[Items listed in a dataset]
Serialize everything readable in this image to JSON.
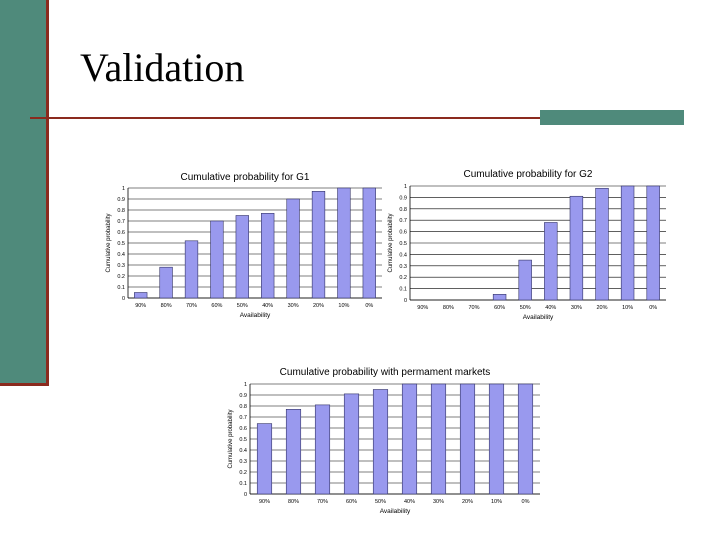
{
  "slide": {
    "title": "Validation",
    "colors": {
      "accent": "#4f8a7b",
      "rule": "#8b2a1e",
      "bar": "#9999ee"
    }
  },
  "chart_data": [
    {
      "type": "bar",
      "title": "Cumulative probability for G1",
      "xlabel": "Availability",
      "ylabel": "Cumulative probability",
      "categories": [
        "90%",
        "80%",
        "70%",
        "60%",
        "50%",
        "40%",
        "30%",
        "20%",
        "10%",
        "0%"
      ],
      "values": [
        0.05,
        0.28,
        0.52,
        0.7,
        0.75,
        0.77,
        0.9,
        0.97,
        1.0,
        1.0
      ],
      "yticks": [
        "0",
        "0.1",
        "0.2",
        "0.3",
        "0.4",
        "0.5",
        "0.6",
        "0.7",
        "0.8",
        "0.9",
        "1"
      ],
      "ylim": [
        0,
        1
      ],
      "grid": true
    },
    {
      "type": "bar",
      "title": "Cumulative probability for G2",
      "xlabel": "Availability",
      "ylabel": "Cumulative probability",
      "categories": [
        "90%",
        "80%",
        "70%",
        "60%",
        "50%",
        "40%",
        "30%",
        "20%",
        "10%",
        "0%"
      ],
      "values": [
        0,
        0,
        0,
        0.05,
        0.35,
        0.68,
        0.91,
        0.98,
        1.0,
        1.0
      ],
      "yticks": [
        "0",
        "0.1",
        "0.2",
        "0.3",
        "0.4",
        "0.5",
        "0.6",
        "0.7",
        "0.8",
        "0.9",
        "1"
      ],
      "ylim": [
        0,
        1
      ],
      "grid": true
    },
    {
      "type": "bar",
      "title": "Cumulative probability with permament markets",
      "xlabel": "Availability",
      "ylabel": "Cumulative probability",
      "categories": [
        "90%",
        "80%",
        "70%",
        "60%",
        "50%",
        "40%",
        "30%",
        "20%",
        "10%",
        "0%"
      ],
      "values": [
        0.64,
        0.77,
        0.81,
        0.91,
        0.95,
        1.0,
        1.0,
        1.0,
        1.0,
        1.0
      ],
      "yticks": [
        "0",
        "0.1",
        "0.2",
        "0.3",
        "0.4",
        "0.5",
        "0.6",
        "0.7",
        "0.8",
        "0.9",
        "1"
      ],
      "ylim": [
        0,
        1
      ],
      "grid": true
    }
  ]
}
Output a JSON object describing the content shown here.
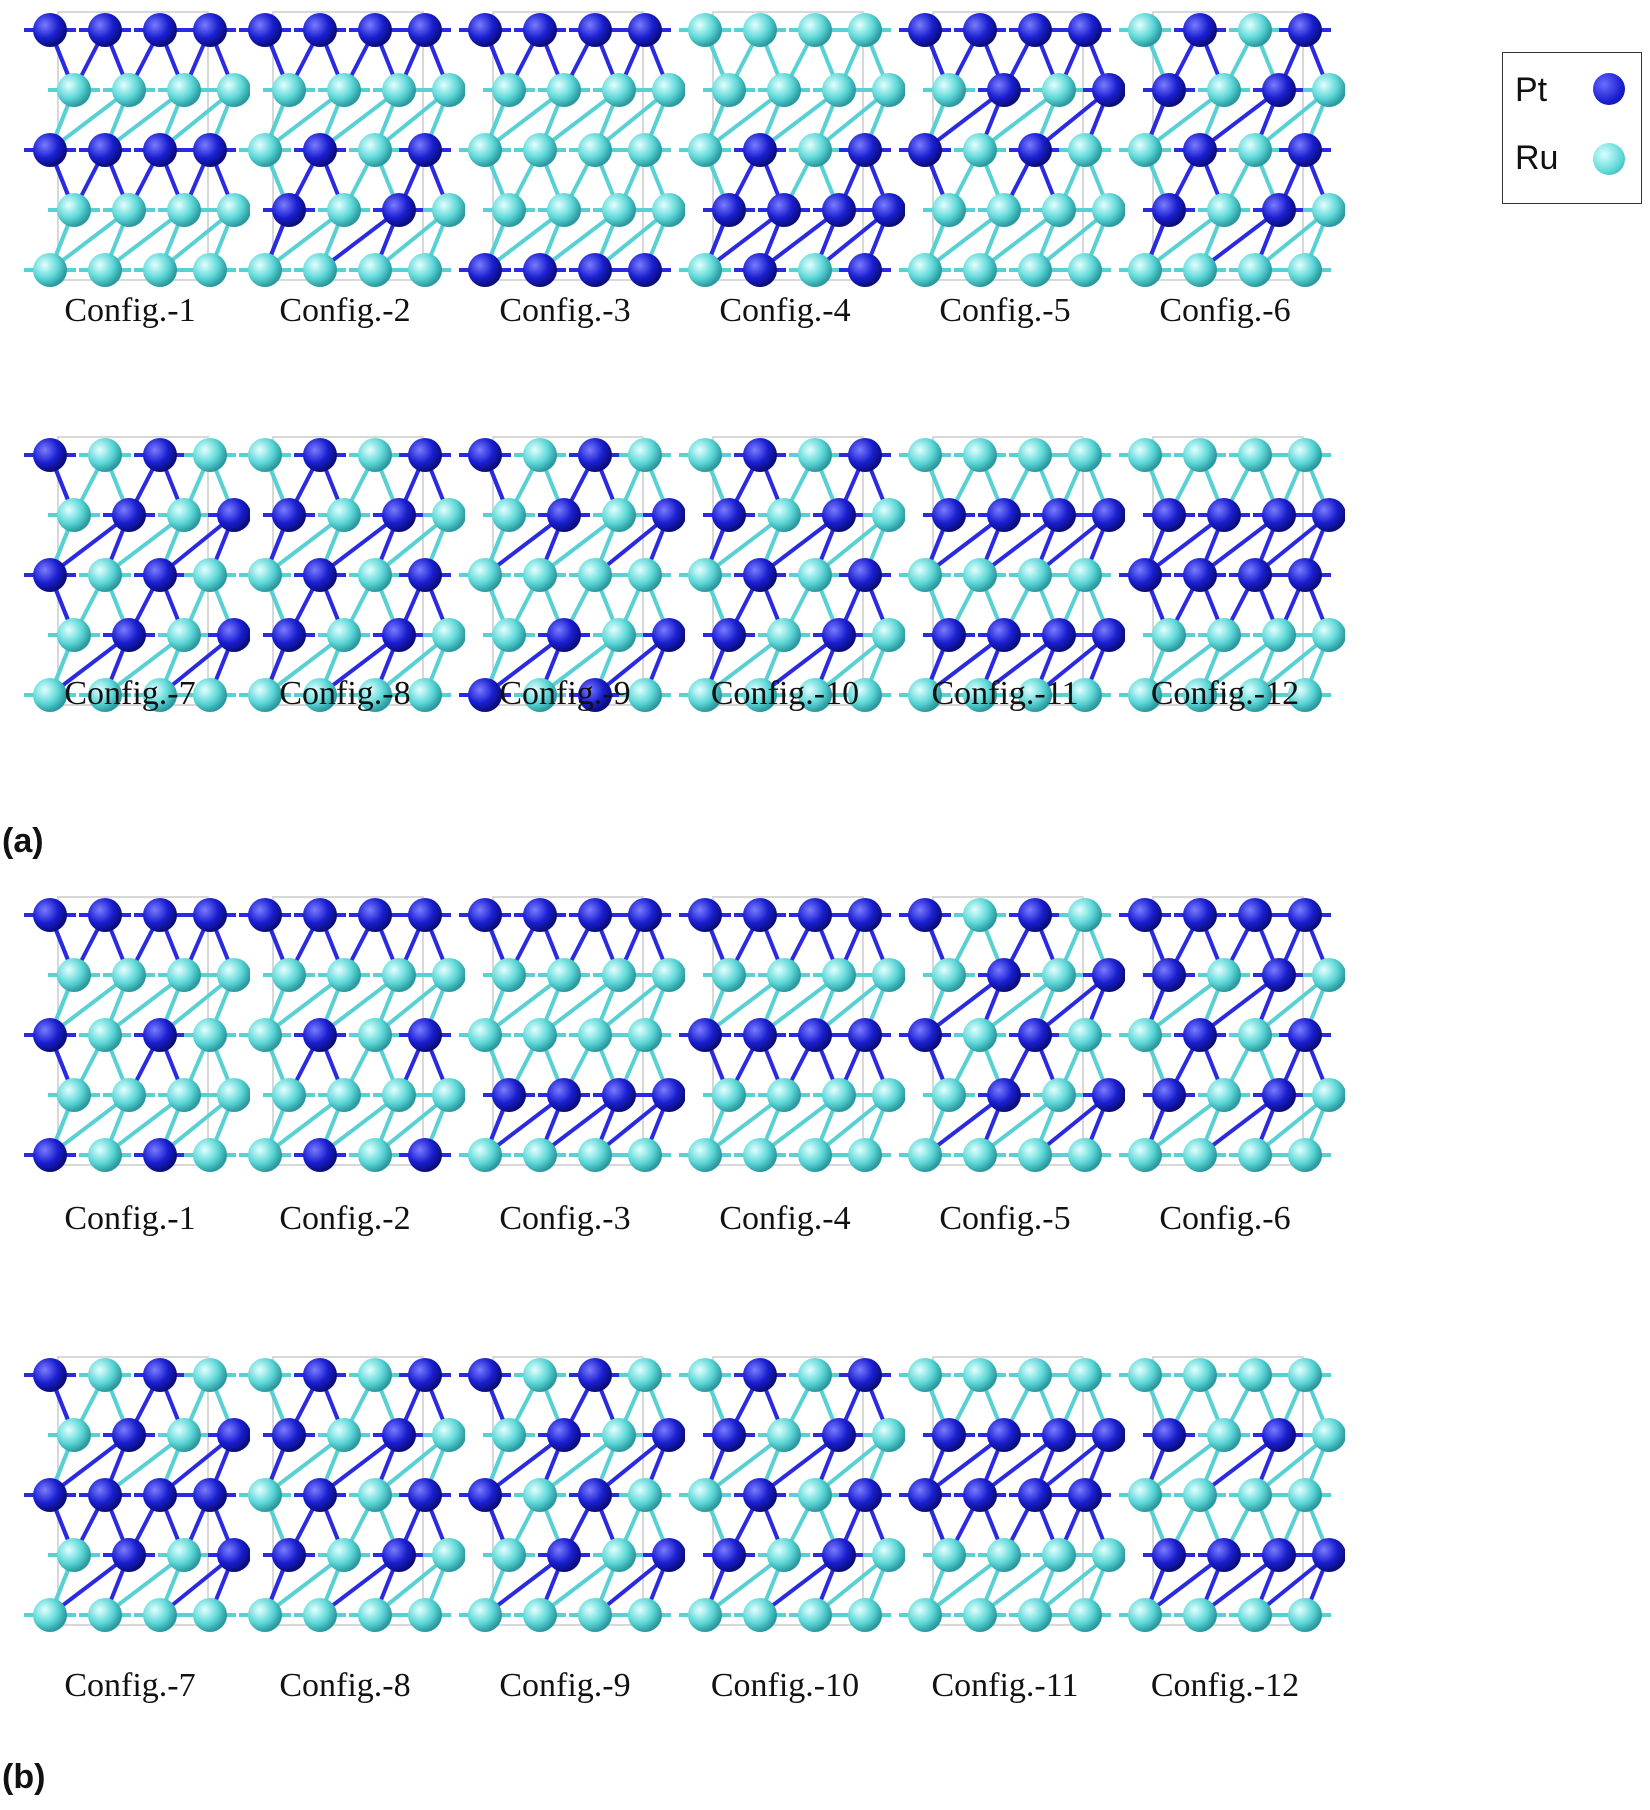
{
  "colors": {
    "pt": "#1a1fd0",
    "ru": "#5fd8d8",
    "pt_bond": "#2a2ae0",
    "ru_bond": "#58d0d4"
  },
  "legend": {
    "pt_label": "Pt",
    "ru_label": "Ru"
  },
  "panels": [
    {
      "label": "(a)",
      "configs": [
        {
          "caption": "Config.-1",
          "layers": [
            "pt",
            "ru",
            "pt",
            "ru",
            "ru"
          ]
        },
        {
          "caption": "Config.-2",
          "layers": [
            "pt",
            "ru",
            "mix",
            "mix",
            "ru"
          ]
        },
        {
          "caption": "Config.-3",
          "layers": [
            "pt",
            "ru",
            "ru",
            "ru",
            "pt"
          ]
        },
        {
          "caption": "Config.-4",
          "layers": [
            "ru",
            "ru",
            "mix",
            "pt",
            "mix"
          ]
        },
        {
          "caption": "Config.-5",
          "layers": [
            "pt",
            "mix",
            "mix",
            "ru",
            "ru"
          ]
        },
        {
          "caption": "Config.-6",
          "layers": [
            "mix",
            "mix",
            "mix",
            "mix",
            "ru"
          ]
        },
        {
          "caption": "Config.-7",
          "layers": [
            "mix",
            "mix",
            "mix",
            "mix",
            "ru"
          ]
        },
        {
          "caption": "Config.-8",
          "layers": [
            "mix",
            "mix",
            "mix",
            "mix",
            "ru"
          ]
        },
        {
          "caption": "Config.-9",
          "layers": [
            "mix",
            "mix",
            "ru",
            "mix",
            "mix"
          ]
        },
        {
          "caption": "Config.-10",
          "layers": [
            "mix",
            "mix",
            "mix",
            "mix",
            "ru"
          ]
        },
        {
          "caption": "Config.-11",
          "layers": [
            "ru",
            "pt",
            "ru",
            "pt",
            "ru"
          ]
        },
        {
          "caption": "Config.-12",
          "layers": [
            "ru",
            "pt",
            "pt",
            "ru",
            "ru"
          ]
        }
      ]
    },
    {
      "label": "(b)",
      "configs": [
        {
          "caption": "Config.-1",
          "layers": [
            "pt",
            "ru",
            "mix",
            "ru",
            "mix"
          ]
        },
        {
          "caption": "Config.-2",
          "layers": [
            "pt",
            "ru",
            "mix",
            "ru",
            "mix"
          ]
        },
        {
          "caption": "Config.-3",
          "layers": [
            "pt",
            "ru",
            "ru",
            "pt",
            "ru"
          ]
        },
        {
          "caption": "Config.-4",
          "layers": [
            "pt",
            "ru",
            "pt",
            "ru",
            "ru"
          ]
        },
        {
          "caption": "Config.-5",
          "layers": [
            "mix",
            "mix",
            "mix",
            "mix",
            "ru"
          ]
        },
        {
          "caption": "Config.-6",
          "layers": [
            "pt",
            "mix",
            "mix",
            "mix",
            "ru"
          ]
        },
        {
          "caption": "Config.-7",
          "layers": [
            "mix",
            "mix",
            "pt",
            "mix",
            "ru"
          ]
        },
        {
          "caption": "Config.-8",
          "layers": [
            "mix",
            "mix",
            "mix",
            "mix",
            "ru"
          ]
        },
        {
          "caption": "Config.-9",
          "layers": [
            "mix",
            "mix",
            "mix",
            "mix",
            "ru"
          ]
        },
        {
          "caption": "Config.-10",
          "layers": [
            "mix",
            "mix",
            "mix",
            "mix",
            "ru"
          ]
        },
        {
          "caption": "Config.-11",
          "layers": [
            "ru",
            "pt",
            "pt",
            "ru",
            "ru"
          ]
        },
        {
          "caption": "Config.-12",
          "layers": [
            "ru",
            "mix",
            "ru",
            "pt",
            "ru"
          ]
        }
      ]
    }
  ]
}
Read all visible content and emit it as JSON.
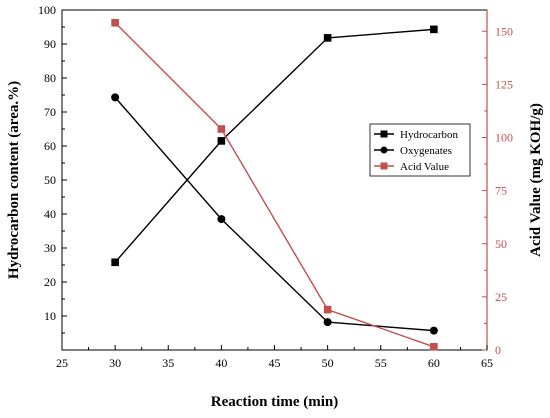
{
  "colors": {
    "left_axis": "#000000",
    "right_axis": "#c0504d",
    "hydrocarbon": "#000000",
    "oxygenates": "#000000",
    "acid_value": "#c0504d",
    "acid_marker_fill": "#c0504d"
  },
  "chart_data": {
    "type": "line",
    "xlabel": "Reaction time (min)",
    "ylabel_left": "Hydrocarbon content (area.%)",
    "ylabel_right": "Acid Value (mg KOH/g)",
    "xlim": [
      25,
      65
    ],
    "ylim_left": [
      0,
      100
    ],
    "ylim_right": [
      0,
      160
    ],
    "xticks": [
      25,
      30,
      35,
      40,
      45,
      50,
      55,
      60,
      65
    ],
    "yticks_left": [
      10,
      20,
      30,
      40,
      50,
      60,
      70,
      80,
      90,
      100
    ],
    "yticks_right": [
      0,
      25,
      50,
      75,
      100,
      125,
      150
    ],
    "grid": false,
    "legend_position": "right",
    "x": [
      30,
      40,
      50,
      60
    ],
    "series": [
      {
        "name": "Hydrocarbon",
        "axis": "left",
        "marker": "square",
        "values": [
          25.8,
          61.5,
          91.8,
          94.3
        ]
      },
      {
        "name": "Oxygenates",
        "axis": "left",
        "marker": "circle",
        "values": [
          74.3,
          38.5,
          8.2,
          5.7
        ]
      },
      {
        "name": "Acid Value",
        "axis": "right",
        "marker": "square",
        "values": [
          154,
          104,
          19,
          1.5
        ]
      }
    ]
  }
}
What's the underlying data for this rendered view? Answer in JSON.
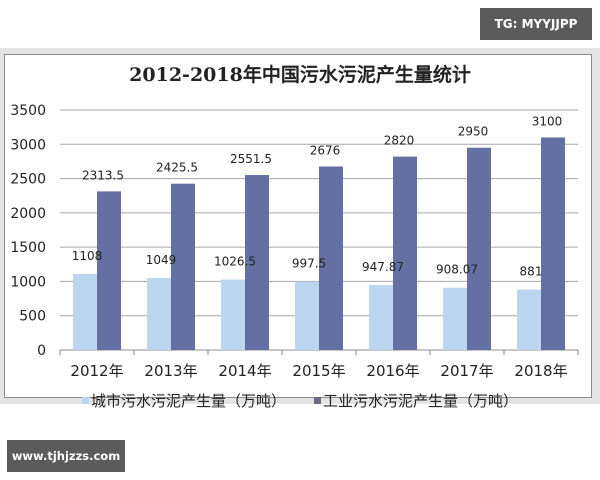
{
  "watermarks": {
    "top_right": "TG: MYYJJPP",
    "bottom_left": "www.tjhjzzs.com"
  },
  "colors": {
    "city": "#bcd6ef",
    "industrial": "#6470a4",
    "gridline": "#a6a6a6",
    "badge_bg": "#5b5b5b"
  },
  "legend": {
    "city_label": "城市污水污泥产生量（万吨）",
    "industrial_label": "工业污水污泥产生量（万吨）"
  },
  "chart_data": {
    "type": "bar",
    "title": "2012-2018年中国污水污泥产生量统计",
    "xlabel": "",
    "ylabel": "",
    "ylim": [
      0,
      3500
    ],
    "yticks": [
      0,
      500,
      1000,
      1500,
      2000,
      2500,
      3000,
      3500
    ],
    "grid": true,
    "legend_position": "bottom",
    "categories": [
      "2012年",
      "2013年",
      "2014年",
      "2015年",
      "2016年",
      "2017年",
      "2018年"
    ],
    "series": [
      {
        "name": "城市污水污泥产生量（万吨）",
        "values": [
          1108,
          1049,
          1026.5,
          997.5,
          947.87,
          908.07,
          881
        ],
        "labels": [
          "1108",
          "1049",
          "1026.5",
          "997.5",
          "947.87",
          "908.07",
          "881"
        ]
      },
      {
        "name": "工业污水污泥产生量（万吨）",
        "values": [
          2313.5,
          2425.5,
          2551.5,
          2676,
          2820,
          2950,
          3100
        ],
        "labels": [
          "2313.5",
          "2425.5",
          "2551.5",
          "2676",
          "2820",
          "2950",
          "3100"
        ]
      }
    ]
  }
}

TASK STATEMENT:
Extract every line from the records above that contains the word "name".

SOLUTION FOR THIS TASK:
        "name": "Hydrocarbon",
        "name": "Oxygenates",
        "name": "Acid Value",
        "name": "城市污水污泥产生量（万吨）",
        "name": "工业污水污泥产生量（万吨）",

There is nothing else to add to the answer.